> _Task directions_:
Reproduce each record exactly.

[Records]
==================================================
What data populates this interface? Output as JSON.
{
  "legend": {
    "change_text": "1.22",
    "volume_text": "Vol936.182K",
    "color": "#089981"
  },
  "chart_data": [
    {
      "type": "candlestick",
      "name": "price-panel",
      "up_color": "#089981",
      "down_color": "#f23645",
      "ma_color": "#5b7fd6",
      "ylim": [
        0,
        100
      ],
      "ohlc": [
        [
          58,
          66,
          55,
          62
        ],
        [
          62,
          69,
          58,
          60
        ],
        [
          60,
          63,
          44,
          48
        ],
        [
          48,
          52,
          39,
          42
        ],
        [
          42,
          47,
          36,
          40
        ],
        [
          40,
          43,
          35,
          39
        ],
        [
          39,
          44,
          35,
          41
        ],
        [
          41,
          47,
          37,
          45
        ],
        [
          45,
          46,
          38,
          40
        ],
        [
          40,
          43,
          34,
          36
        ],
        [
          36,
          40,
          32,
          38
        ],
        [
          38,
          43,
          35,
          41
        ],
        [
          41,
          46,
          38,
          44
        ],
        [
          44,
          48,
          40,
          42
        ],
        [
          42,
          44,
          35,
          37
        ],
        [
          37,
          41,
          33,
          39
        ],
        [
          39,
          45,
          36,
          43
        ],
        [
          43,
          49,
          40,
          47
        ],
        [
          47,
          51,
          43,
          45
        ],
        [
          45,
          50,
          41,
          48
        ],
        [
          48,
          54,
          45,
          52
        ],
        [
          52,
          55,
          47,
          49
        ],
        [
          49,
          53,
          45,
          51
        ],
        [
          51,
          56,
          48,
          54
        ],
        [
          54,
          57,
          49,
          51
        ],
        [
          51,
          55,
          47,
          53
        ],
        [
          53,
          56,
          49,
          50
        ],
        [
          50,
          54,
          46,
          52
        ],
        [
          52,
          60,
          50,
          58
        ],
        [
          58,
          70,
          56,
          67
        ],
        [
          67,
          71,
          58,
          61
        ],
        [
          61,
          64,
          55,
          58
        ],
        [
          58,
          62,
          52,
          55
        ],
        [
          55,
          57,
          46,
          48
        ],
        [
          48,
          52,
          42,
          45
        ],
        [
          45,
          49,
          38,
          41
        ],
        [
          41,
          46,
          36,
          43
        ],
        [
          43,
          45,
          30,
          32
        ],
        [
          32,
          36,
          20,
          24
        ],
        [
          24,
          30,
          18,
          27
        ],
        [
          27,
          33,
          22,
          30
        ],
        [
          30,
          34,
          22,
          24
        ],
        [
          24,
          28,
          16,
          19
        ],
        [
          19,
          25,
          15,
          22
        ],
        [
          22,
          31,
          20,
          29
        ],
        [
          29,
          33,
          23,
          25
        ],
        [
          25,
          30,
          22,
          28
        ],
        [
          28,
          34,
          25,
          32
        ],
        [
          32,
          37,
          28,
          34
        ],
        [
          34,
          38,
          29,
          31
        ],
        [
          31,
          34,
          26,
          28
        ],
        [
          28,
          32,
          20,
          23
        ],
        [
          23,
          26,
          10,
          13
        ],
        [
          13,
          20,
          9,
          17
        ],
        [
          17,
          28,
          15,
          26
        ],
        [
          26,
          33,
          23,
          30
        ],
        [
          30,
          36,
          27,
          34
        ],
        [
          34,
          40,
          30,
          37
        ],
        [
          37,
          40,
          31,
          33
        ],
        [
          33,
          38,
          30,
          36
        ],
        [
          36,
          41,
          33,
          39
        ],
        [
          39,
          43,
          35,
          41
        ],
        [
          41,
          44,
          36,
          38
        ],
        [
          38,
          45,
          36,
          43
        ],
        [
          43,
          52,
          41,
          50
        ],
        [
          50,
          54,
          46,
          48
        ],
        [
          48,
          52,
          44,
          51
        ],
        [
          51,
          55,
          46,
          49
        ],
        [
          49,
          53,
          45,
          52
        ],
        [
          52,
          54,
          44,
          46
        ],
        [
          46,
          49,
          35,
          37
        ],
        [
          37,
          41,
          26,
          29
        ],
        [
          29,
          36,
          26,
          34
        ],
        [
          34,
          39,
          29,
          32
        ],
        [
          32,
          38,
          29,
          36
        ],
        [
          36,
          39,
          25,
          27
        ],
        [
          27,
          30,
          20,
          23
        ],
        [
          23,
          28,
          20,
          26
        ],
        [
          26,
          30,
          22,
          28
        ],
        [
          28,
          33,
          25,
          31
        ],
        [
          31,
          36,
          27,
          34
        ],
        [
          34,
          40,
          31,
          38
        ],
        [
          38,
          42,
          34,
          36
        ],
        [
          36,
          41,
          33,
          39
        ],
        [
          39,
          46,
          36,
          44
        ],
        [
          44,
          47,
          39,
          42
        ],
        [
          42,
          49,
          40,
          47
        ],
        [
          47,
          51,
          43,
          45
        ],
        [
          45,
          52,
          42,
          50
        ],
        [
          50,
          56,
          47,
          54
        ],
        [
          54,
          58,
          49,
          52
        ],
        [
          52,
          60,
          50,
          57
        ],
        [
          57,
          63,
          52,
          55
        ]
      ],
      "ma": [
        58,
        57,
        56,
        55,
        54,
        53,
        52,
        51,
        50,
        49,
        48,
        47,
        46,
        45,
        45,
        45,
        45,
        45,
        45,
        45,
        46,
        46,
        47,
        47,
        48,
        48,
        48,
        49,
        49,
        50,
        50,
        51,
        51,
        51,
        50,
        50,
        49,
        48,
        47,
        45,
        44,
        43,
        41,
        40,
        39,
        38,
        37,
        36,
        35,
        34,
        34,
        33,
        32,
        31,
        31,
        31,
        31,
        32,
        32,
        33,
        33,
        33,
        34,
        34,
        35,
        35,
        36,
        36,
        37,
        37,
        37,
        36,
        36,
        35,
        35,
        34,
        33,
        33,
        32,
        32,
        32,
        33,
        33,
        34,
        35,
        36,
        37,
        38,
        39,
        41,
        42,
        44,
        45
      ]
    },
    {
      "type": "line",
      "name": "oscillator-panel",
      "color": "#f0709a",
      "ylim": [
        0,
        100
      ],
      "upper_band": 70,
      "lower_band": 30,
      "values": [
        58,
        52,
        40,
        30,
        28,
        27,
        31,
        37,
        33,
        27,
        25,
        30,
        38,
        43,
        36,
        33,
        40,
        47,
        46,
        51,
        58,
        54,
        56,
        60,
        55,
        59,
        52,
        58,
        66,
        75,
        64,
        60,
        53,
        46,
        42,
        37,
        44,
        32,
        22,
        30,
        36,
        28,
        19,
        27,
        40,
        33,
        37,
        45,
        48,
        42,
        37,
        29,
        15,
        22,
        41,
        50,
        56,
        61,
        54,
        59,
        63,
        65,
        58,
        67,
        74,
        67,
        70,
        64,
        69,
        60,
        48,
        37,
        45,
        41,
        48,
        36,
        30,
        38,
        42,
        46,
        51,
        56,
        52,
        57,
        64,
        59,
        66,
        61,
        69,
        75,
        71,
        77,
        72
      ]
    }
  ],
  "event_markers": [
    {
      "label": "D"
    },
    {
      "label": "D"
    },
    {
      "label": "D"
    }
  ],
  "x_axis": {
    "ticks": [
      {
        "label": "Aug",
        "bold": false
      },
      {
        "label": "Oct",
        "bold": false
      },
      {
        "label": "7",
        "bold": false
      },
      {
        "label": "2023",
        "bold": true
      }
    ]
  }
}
==================================================
> _Solution for this task_:
What data populates this interface? Output as JSON.
{
  "legend": {
    "change_text": "1.22",
    "volume_text": "Vol936.182K",
    "color": "#089981"
  },
  "chart_data": [
    {
      "type": "candlestick",
      "name": "price-panel",
      "up_color": "#089981",
      "down_color": "#f23645",
      "ma_color": "#5b7fd6",
      "ylim": [
        0,
        100
      ],
      "ohlc": [
        [
          58,
          66,
          55,
          62
        ],
        [
          62,
          69,
          58,
          60
        ],
        [
          60,
          63,
          44,
          48
        ],
        [
          48,
          52,
          39,
          42
        ],
        [
          42,
          47,
          36,
          40
        ],
        [
          40,
          43,
          35,
          39
        ],
        [
          39,
          44,
          35,
          41
        ],
        [
          41,
          47,
          37,
          45
        ],
        [
          45,
          46,
          38,
          40
        ],
        [
          40,
          43,
          34,
          36
        ],
        [
          36,
          40,
          32,
          38
        ],
        [
          38,
          43,
          35,
          41
        ],
        [
          41,
          46,
          38,
          44
        ],
        [
          44,
          48,
          40,
          42
        ],
        [
          42,
          44,
          35,
          37
        ],
        [
          37,
          41,
          33,
          39
        ],
        [
          39,
          45,
          36,
          43
        ],
        [
          43,
          49,
          40,
          47
        ],
        [
          47,
          51,
          43,
          45
        ],
        [
          45,
          50,
          41,
          48
        ],
        [
          48,
          54,
          45,
          52
        ],
        [
          52,
          55,
          47,
          49
        ],
        [
          49,
          53,
          45,
          51
        ],
        [
          51,
          56,
          48,
          54
        ],
        [
          54,
          57,
          49,
          51
        ],
        [
          51,
          55,
          47,
          53
        ],
        [
          53,
          56,
          49,
          50
        ],
        [
          50,
          54,
          46,
          52
        ],
        [
          52,
          60,
          50,
          58
        ],
        [
          58,
          70,
          56,
          67
        ],
        [
          67,
          71,
          58,
          61
        ],
        [
          61,
          64,
          55,
          58
        ],
        [
          58,
          62,
          52,
          55
        ],
        [
          55,
          57,
          46,
          48
        ],
        [
          48,
          52,
          42,
          45
        ],
        [
          45,
          49,
          38,
          41
        ],
        [
          41,
          46,
          36,
          43
        ],
        [
          43,
          45,
          30,
          32
        ],
        [
          32,
          36,
          20,
          24
        ],
        [
          24,
          30,
          18,
          27
        ],
        [
          27,
          33,
          22,
          30
        ],
        [
          30,
          34,
          22,
          24
        ],
        [
          24,
          28,
          16,
          19
        ],
        [
          19,
          25,
          15,
          22
        ],
        [
          22,
          31,
          20,
          29
        ],
        [
          29,
          33,
          23,
          25
        ],
        [
          25,
          30,
          22,
          28
        ],
        [
          28,
          34,
          25,
          32
        ],
        [
          32,
          37,
          28,
          34
        ],
        [
          34,
          38,
          29,
          31
        ],
        [
          31,
          34,
          26,
          28
        ],
        [
          28,
          32,
          20,
          23
        ],
        [
          23,
          26,
          10,
          13
        ],
        [
          13,
          20,
          9,
          17
        ],
        [
          17,
          28,
          15,
          26
        ],
        [
          26,
          33,
          23,
          30
        ],
        [
          30,
          36,
          27,
          34
        ],
        [
          34,
          40,
          30,
          37
        ],
        [
          37,
          40,
          31,
          33
        ],
        [
          33,
          38,
          30,
          36
        ],
        [
          36,
          41,
          33,
          39
        ],
        [
          39,
          43,
          35,
          41
        ],
        [
          41,
          44,
          36,
          38
        ],
        [
          38,
          45,
          36,
          43
        ],
        [
          43,
          52,
          41,
          50
        ],
        [
          50,
          54,
          46,
          48
        ],
        [
          48,
          52,
          44,
          51
        ],
        [
          51,
          55,
          46,
          49
        ],
        [
          49,
          53,
          45,
          52
        ],
        [
          52,
          54,
          44,
          46
        ],
        [
          46,
          49,
          35,
          37
        ],
        [
          37,
          41,
          26,
          29
        ],
        [
          29,
          36,
          26,
          34
        ],
        [
          34,
          39,
          29,
          32
        ],
        [
          32,
          38,
          29,
          36
        ],
        [
          36,
          39,
          25,
          27
        ],
        [
          27,
          30,
          20,
          23
        ],
        [
          23,
          28,
          20,
          26
        ],
        [
          26,
          30,
          22,
          28
        ],
        [
          28,
          33,
          25,
          31
        ],
        [
          31,
          36,
          27,
          34
        ],
        [
          34,
          40,
          31,
          38
        ],
        [
          38,
          42,
          34,
          36
        ],
        [
          36,
          41,
          33,
          39
        ],
        [
          39,
          46,
          36,
          44
        ],
        [
          44,
          47,
          39,
          42
        ],
        [
          42,
          49,
          40,
          47
        ],
        [
          47,
          51,
          43,
          45
        ],
        [
          45,
          52,
          42,
          50
        ],
        [
          50,
          56,
          47,
          54
        ],
        [
          54,
          58,
          49,
          52
        ],
        [
          52,
          60,
          50,
          57
        ],
        [
          57,
          63,
          52,
          55
        ]
      ],
      "ma": [
        58,
        57,
        56,
        55,
        54,
        53,
        52,
        51,
        50,
        49,
        48,
        47,
        46,
        45,
        45,
        45,
        45,
        45,
        45,
        45,
        46,
        46,
        47,
        47,
        48,
        48,
        48,
        49,
        49,
        50,
        50,
        51,
        51,
        51,
        50,
        50,
        49,
        48,
        47,
        45,
        44,
        43,
        41,
        40,
        39,
        38,
        37,
        36,
        35,
        34,
        34,
        33,
        32,
        31,
        31,
        31,
        31,
        32,
        32,
        33,
        33,
        33,
        34,
        34,
        35,
        35,
        36,
        36,
        37,
        37,
        37,
        36,
        36,
        35,
        35,
        34,
        33,
        33,
        32,
        32,
        32,
        33,
        33,
        34,
        35,
        36,
        37,
        38,
        39,
        41,
        42,
        44,
        45
      ]
    },
    {
      "type": "line",
      "name": "oscillator-panel",
      "color": "#f0709a",
      "ylim": [
        0,
        100
      ],
      "upper_band": 70,
      "lower_band": 30,
      "values": [
        58,
        52,
        40,
        30,
        28,
        27,
        31,
        37,
        33,
        27,
        25,
        30,
        38,
        43,
        36,
        33,
        40,
        47,
        46,
        51,
        58,
        54,
        56,
        60,
        55,
        59,
        52,
        58,
        66,
        75,
        64,
        60,
        53,
        46,
        42,
        37,
        44,
        32,
        22,
        30,
        36,
        28,
        19,
        27,
        40,
        33,
        37,
        45,
        48,
        42,
        37,
        29,
        15,
        22,
        41,
        50,
        56,
        61,
        54,
        59,
        63,
        65,
        58,
        67,
        74,
        67,
        70,
        64,
        69,
        60,
        48,
        37,
        45,
        41,
        48,
        36,
        30,
        38,
        42,
        46,
        51,
        56,
        52,
        57,
        64,
        59,
        66,
        61,
        69,
        75,
        71,
        77,
        72
      ]
    }
  ],
  "event_markers": [
    {
      "label": "D"
    },
    {
      "label": "D"
    },
    {
      "label": "D"
    }
  ],
  "x_axis": {
    "ticks": [
      {
        "label": "Aug",
        "bold": false
      },
      {
        "label": "Oct",
        "bold": false
      },
      {
        "label": "7",
        "bold": false
      },
      {
        "label": "2023",
        "bold": true
      }
    ]
  }
}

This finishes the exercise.